* _Recorded data_:
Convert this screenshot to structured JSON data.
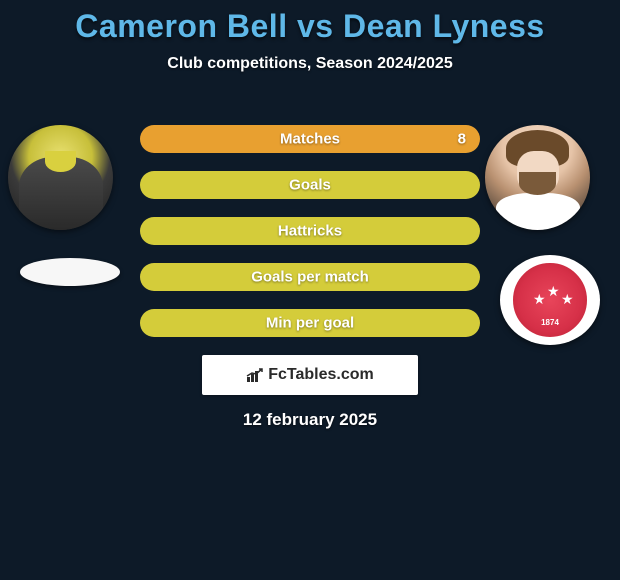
{
  "title": "Cameron Bell vs Dean Lyness",
  "subtitle": "Club competitions, Season 2024/2025",
  "date": "12 february 2025",
  "watermark": "FcTables.com",
  "colors": {
    "background": "#0d1a28",
    "title": "#5fb8e8",
    "subtitle": "#ffffff",
    "date": "#ffffff",
    "bar_default": "#d4cc3a",
    "bar_highlight": "#e8a030",
    "bar_text": "#ffffff"
  },
  "typography": {
    "title_fontsize": 32,
    "subtitle_fontsize": 16,
    "bar_label_fontsize": 15,
    "date_fontsize": 17,
    "watermark_fontsize": 16
  },
  "bars": [
    {
      "label": "Matches",
      "value_right": "8",
      "has_right_value": true,
      "highlight": true
    },
    {
      "label": "Goals",
      "value_right": "",
      "has_right_value": false,
      "highlight": false
    },
    {
      "label": "Hattricks",
      "value_right": "",
      "has_right_value": false,
      "highlight": false
    },
    {
      "label": "Goals per match",
      "value_right": "",
      "has_right_value": false,
      "highlight": false
    },
    {
      "label": "Min per goal",
      "value_right": "",
      "has_right_value": false,
      "highlight": false
    }
  ],
  "club_right": {
    "year": "1874"
  }
}
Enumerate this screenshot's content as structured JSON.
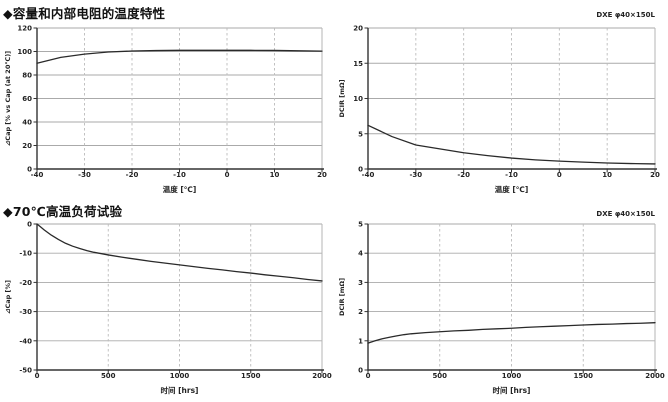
{
  "model_label": "DXE φ40×150L",
  "sections": [
    {
      "title": "◆容量和内部电阻的温度特性"
    },
    {
      "title": "◆70℃高温负荷试验"
    }
  ],
  "chart_data": [
    {
      "type": "line",
      "name": "cap-vs-temperature",
      "xlabel": "温度 [℃]",
      "ylabel": "⊿Cap [% vs Cap (at 20℃)]",
      "xlim": [
        -40,
        20
      ],
      "ylim": [
        0,
        120
      ],
      "xticks": [
        -40,
        -30,
        -20,
        -10,
        0,
        10,
        20
      ],
      "yticks": [
        0,
        20,
        40,
        60,
        80,
        100,
        120
      ],
      "grid": true,
      "legend": "none",
      "series": [
        {
          "name": "⊿Cap",
          "x": [
            -40,
            -35,
            -30,
            -25,
            -20,
            -15,
            -10,
            -5,
            0,
            5,
            10,
            15,
            20
          ],
          "y": [
            90,
            95,
            97.8,
            99.6,
            100.4,
            100.8,
            101,
            101,
            101,
            101,
            100.9,
            100.6,
            100.3
          ]
        }
      ]
    },
    {
      "type": "line",
      "name": "dcir-vs-temperature",
      "xlabel": "温度 [℃]",
      "ylabel": "DCIR [mΩ]",
      "xlim": [
        -40,
        20
      ],
      "ylim": [
        0,
        20
      ],
      "xticks": [
        -40,
        -30,
        -20,
        -10,
        0,
        10,
        20
      ],
      "yticks": [
        0,
        5,
        10,
        15,
        20
      ],
      "grid": true,
      "legend": "none",
      "series": [
        {
          "name": "DCIR",
          "x": [
            -40,
            -35,
            -30,
            -25,
            -20,
            -15,
            -10,
            -5,
            0,
            5,
            10,
            15,
            20
          ],
          "y": [
            6.2,
            4.6,
            3.4,
            2.85,
            2.3,
            1.9,
            1.55,
            1.3,
            1.12,
            0.97,
            0.85,
            0.77,
            0.72
          ]
        }
      ]
    },
    {
      "type": "line",
      "name": "cap-vs-time-70c",
      "xlabel": "时间 [hrs]",
      "ylabel": "⊿Cap [%]",
      "xlim": [
        0,
        2000
      ],
      "ylim": [
        -50,
        0
      ],
      "xticks": [
        0,
        500,
        1000,
        1500,
        2000
      ],
      "yticks": [
        -50,
        -40,
        -30,
        -20,
        -10,
        0
      ],
      "grid": true,
      "legend": "none",
      "series": [
        {
          "name": "⊿Cap",
          "x": [
            0,
            25,
            50,
            100,
            150,
            200,
            250,
            300,
            350,
            400,
            500,
            600,
            700,
            800,
            900,
            1000,
            1100,
            1200,
            1300,
            1400,
            1500,
            1600,
            1700,
            1800,
            1900,
            2000
          ],
          "y": [
            0,
            -1.0,
            -2.0,
            -3.8,
            -5.3,
            -6.6,
            -7.6,
            -8.4,
            -9.1,
            -9.7,
            -10.6,
            -11.4,
            -12.1,
            -12.8,
            -13.4,
            -14.0,
            -14.6,
            -15.2,
            -15.7,
            -16.3,
            -16.8,
            -17.4,
            -17.9,
            -18.4,
            -19.0,
            -19.5
          ]
        }
      ]
    },
    {
      "type": "line",
      "name": "dcir-vs-time-70c",
      "xlabel": "时间 [hrs]",
      "ylabel": "DCIR [mΩ]",
      "xlim": [
        0,
        2000
      ],
      "ylim": [
        0,
        5
      ],
      "xticks": [
        0,
        500,
        1000,
        1500,
        2000
      ],
      "yticks": [
        0,
        1,
        2,
        3,
        4,
        5
      ],
      "grid": true,
      "legend": "none",
      "series": [
        {
          "name": "DCIR",
          "x": [
            0,
            50,
            100,
            150,
            200,
            250,
            300,
            400,
            500,
            600,
            700,
            800,
            900,
            1000,
            1100,
            1200,
            1300,
            1400,
            1500,
            1600,
            1700,
            1800,
            1900,
            2000
          ],
          "y": [
            0.92,
            1.0,
            1.07,
            1.12,
            1.17,
            1.21,
            1.24,
            1.28,
            1.31,
            1.34,
            1.36,
            1.39,
            1.41,
            1.43,
            1.46,
            1.48,
            1.5,
            1.52,
            1.54,
            1.56,
            1.57,
            1.59,
            1.6,
            1.62
          ]
        }
      ]
    }
  ]
}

* _Exercise brief_:
Every entry should be returned exactly as written, minus the pictures.

* _Solution to the exercise_:
Convert this screenshot to structured JSON data.
{
  "title": "Cameron Bell vs Dean Lyness",
  "subtitle": "Club competitions, Season 2024/2025",
  "date": "12 february 2025",
  "watermark": "FcTables.com",
  "colors": {
    "background": "#0d1a28",
    "title": "#5fb8e8",
    "subtitle": "#ffffff",
    "date": "#ffffff",
    "bar_default": "#d4cc3a",
    "bar_highlight": "#e8a030",
    "bar_text": "#ffffff"
  },
  "typography": {
    "title_fontsize": 32,
    "subtitle_fontsize": 16,
    "bar_label_fontsize": 15,
    "date_fontsize": 17,
    "watermark_fontsize": 16
  },
  "bars": [
    {
      "label": "Matches",
      "value_right": "8",
      "has_right_value": true,
      "highlight": true
    },
    {
      "label": "Goals",
      "value_right": "",
      "has_right_value": false,
      "highlight": false
    },
    {
      "label": "Hattricks",
      "value_right": "",
      "has_right_value": false,
      "highlight": false
    },
    {
      "label": "Goals per match",
      "value_right": "",
      "has_right_value": false,
      "highlight": false
    },
    {
      "label": "Min per goal",
      "value_right": "",
      "has_right_value": false,
      "highlight": false
    }
  ],
  "club_right": {
    "year": "1874"
  }
}
Enumerate this screenshot's content as structured JSON.
{
  "model_label": "DXE φ40×150L",
  "sections": [
    {
      "title": "◆容量和内部电阻的温度特性"
    },
    {
      "title": "◆70℃高温负荷试验"
    }
  ],
  "chart_data": [
    {
      "type": "line",
      "name": "cap-vs-temperature",
      "xlabel": "温度 [℃]",
      "ylabel": "⊿Cap [% vs Cap (at 20℃)]",
      "xlim": [
        -40,
        20
      ],
      "ylim": [
        0,
        120
      ],
      "xticks": [
        -40,
        -30,
        -20,
        -10,
        0,
        10,
        20
      ],
      "yticks": [
        0,
        20,
        40,
        60,
        80,
        100,
        120
      ],
      "grid": true,
      "legend": "none",
      "series": [
        {
          "name": "⊿Cap",
          "x": [
            -40,
            -35,
            -30,
            -25,
            -20,
            -15,
            -10,
            -5,
            0,
            5,
            10,
            15,
            20
          ],
          "y": [
            90,
            95,
            97.8,
            99.6,
            100.4,
            100.8,
            101,
            101,
            101,
            101,
            100.9,
            100.6,
            100.3
          ]
        }
      ]
    },
    {
      "type": "line",
      "name": "dcir-vs-temperature",
      "xlabel": "温度 [℃]",
      "ylabel": "DCIR [mΩ]",
      "xlim": [
        -40,
        20
      ],
      "ylim": [
        0,
        20
      ],
      "xticks": [
        -40,
        -30,
        -20,
        -10,
        0,
        10,
        20
      ],
      "yticks": [
        0,
        5,
        10,
        15,
        20
      ],
      "grid": true,
      "legend": "none",
      "series": [
        {
          "name": "DCIR",
          "x": [
            -40,
            -35,
            -30,
            -25,
            -20,
            -15,
            -10,
            -5,
            0,
            5,
            10,
            15,
            20
          ],
          "y": [
            6.2,
            4.6,
            3.4,
            2.85,
            2.3,
            1.9,
            1.55,
            1.3,
            1.12,
            0.97,
            0.85,
            0.77,
            0.72
          ]
        }
      ]
    },
    {
      "type": "line",
      "name": "cap-vs-time-70c",
      "xlabel": "时间 [hrs]",
      "ylabel": "⊿Cap [%]",
      "xlim": [
        0,
        2000
      ],
      "ylim": [
        -50,
        0
      ],
      "xticks": [
        0,
        500,
        1000,
        1500,
        2000
      ],
      "yticks": [
        -50,
        -40,
        -30,
        -20,
        -10,
        0
      ],
      "grid": true,
      "legend": "none",
      "series": [
        {
          "name": "⊿Cap",
          "x": [
            0,
            25,
            50,
            100,
            150,
            200,
            250,
            300,
            350,
            400,
            500,
            600,
            700,
            800,
            900,
            1000,
            1100,
            1200,
            1300,
            1400,
            1500,
            1600,
            1700,
            1800,
            1900,
            2000
          ],
          "y": [
            0,
            -1.0,
            -2.0,
            -3.8,
            -5.3,
            -6.6,
            -7.6,
            -8.4,
            -9.1,
            -9.7,
            -10.6,
            -11.4,
            -12.1,
            -12.8,
            -13.4,
            -14.0,
            -14.6,
            -15.2,
            -15.7,
            -16.3,
            -16.8,
            -17.4,
            -17.9,
            -18.4,
            -19.0,
            -19.5
          ]
        }
      ]
    },
    {
      "type": "line",
      "name": "dcir-vs-time-70c",
      "xlabel": "时间 [hrs]",
      "ylabel": "DCIR [mΩ]",
      "xlim": [
        0,
        2000
      ],
      "ylim": [
        0,
        5
      ],
      "xticks": [
        0,
        500,
        1000,
        1500,
        2000
      ],
      "yticks": [
        0,
        1,
        2,
        3,
        4,
        5
      ],
      "grid": true,
      "legend": "none",
      "series": [
        {
          "name": "DCIR",
          "x": [
            0,
            50,
            100,
            150,
            200,
            250,
            300,
            400,
            500,
            600,
            700,
            800,
            900,
            1000,
            1100,
            1200,
            1300,
            1400,
            1500,
            1600,
            1700,
            1800,
            1900,
            2000
          ],
          "y": [
            0.92,
            1.0,
            1.07,
            1.12,
            1.17,
            1.21,
            1.24,
            1.28,
            1.31,
            1.34,
            1.36,
            1.39,
            1.41,
            1.43,
            1.46,
            1.48,
            1.5,
            1.52,
            1.54,
            1.56,
            1.57,
            1.59,
            1.6,
            1.62
          ]
        }
      ]
    }
  ]
}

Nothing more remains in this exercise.